▶ _Work instructions_:
Filter the entries that follow, copying every line in which the word "icon" appears.

Figure content listings
------------------------

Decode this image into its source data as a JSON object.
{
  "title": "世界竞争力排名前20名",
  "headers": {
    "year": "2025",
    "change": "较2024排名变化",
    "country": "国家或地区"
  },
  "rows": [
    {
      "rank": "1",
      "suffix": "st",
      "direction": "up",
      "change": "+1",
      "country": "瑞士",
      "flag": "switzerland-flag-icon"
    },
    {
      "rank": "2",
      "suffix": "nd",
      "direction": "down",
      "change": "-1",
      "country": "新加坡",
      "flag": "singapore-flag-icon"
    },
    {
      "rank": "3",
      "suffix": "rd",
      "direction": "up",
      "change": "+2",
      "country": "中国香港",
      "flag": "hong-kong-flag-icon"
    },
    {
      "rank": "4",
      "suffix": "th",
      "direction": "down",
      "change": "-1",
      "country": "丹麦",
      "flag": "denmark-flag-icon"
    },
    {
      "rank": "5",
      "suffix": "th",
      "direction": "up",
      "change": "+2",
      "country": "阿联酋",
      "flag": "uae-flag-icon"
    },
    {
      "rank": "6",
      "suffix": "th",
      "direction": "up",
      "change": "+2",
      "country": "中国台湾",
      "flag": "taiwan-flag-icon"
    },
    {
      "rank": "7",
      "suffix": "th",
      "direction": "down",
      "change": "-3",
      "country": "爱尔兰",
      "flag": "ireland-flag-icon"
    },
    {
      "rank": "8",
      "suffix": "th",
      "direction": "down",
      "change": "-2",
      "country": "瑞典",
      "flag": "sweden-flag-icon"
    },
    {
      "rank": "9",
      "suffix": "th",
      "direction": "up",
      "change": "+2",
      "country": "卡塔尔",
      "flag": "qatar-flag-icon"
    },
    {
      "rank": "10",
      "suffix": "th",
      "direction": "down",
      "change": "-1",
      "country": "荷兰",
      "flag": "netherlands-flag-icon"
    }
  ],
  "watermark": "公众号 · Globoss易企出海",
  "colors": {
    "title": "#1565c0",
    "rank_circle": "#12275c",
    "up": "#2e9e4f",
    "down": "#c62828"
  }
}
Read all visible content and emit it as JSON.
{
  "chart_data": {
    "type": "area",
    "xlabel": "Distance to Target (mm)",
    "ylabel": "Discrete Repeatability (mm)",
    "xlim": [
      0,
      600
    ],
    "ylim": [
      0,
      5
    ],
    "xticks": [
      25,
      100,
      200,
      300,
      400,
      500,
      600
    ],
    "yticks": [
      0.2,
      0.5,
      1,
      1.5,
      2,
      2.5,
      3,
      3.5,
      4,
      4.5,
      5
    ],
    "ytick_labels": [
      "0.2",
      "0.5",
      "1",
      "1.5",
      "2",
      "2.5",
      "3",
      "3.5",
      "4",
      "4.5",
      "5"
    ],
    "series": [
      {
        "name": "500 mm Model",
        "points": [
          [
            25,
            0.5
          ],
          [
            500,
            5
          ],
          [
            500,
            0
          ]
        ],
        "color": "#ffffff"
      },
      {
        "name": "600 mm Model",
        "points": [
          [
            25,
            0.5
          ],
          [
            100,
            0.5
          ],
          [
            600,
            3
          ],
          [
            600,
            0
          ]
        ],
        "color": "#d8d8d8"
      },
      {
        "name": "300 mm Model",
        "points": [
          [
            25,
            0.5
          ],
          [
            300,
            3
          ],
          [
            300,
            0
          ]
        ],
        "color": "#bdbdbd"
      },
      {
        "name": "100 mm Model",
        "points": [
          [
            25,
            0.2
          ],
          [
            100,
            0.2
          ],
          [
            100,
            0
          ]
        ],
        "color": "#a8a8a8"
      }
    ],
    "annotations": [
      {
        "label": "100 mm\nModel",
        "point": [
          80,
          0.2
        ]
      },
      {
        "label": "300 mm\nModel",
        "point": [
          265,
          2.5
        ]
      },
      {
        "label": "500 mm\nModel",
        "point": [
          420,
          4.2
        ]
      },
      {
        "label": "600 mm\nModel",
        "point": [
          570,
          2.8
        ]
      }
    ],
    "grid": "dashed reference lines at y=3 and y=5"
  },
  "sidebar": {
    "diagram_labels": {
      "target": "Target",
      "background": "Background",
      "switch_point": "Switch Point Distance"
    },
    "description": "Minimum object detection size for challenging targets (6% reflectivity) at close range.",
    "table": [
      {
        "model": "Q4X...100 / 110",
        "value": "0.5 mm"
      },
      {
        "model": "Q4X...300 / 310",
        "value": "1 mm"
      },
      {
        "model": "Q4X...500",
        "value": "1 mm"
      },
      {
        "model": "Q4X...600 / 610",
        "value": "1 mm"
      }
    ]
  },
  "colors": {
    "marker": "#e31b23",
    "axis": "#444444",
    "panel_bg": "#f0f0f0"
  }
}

------------------------

▶ _Answer to the task_:
      "flag": "switzerland-flag-icon"
      "flag": "singapore-flag-icon"
      "flag": "hong-kong-flag-icon"
      "flag": "denmark-flag-icon"
      "flag": "uae-flag-icon"
      "flag": "taiwan-flag-icon"
      "flag": "ireland-flag-icon"
      "flag": "sweden-flag-icon"
      "flag": "qatar-flag-icon"
      "flag": "netherlands-flag-icon"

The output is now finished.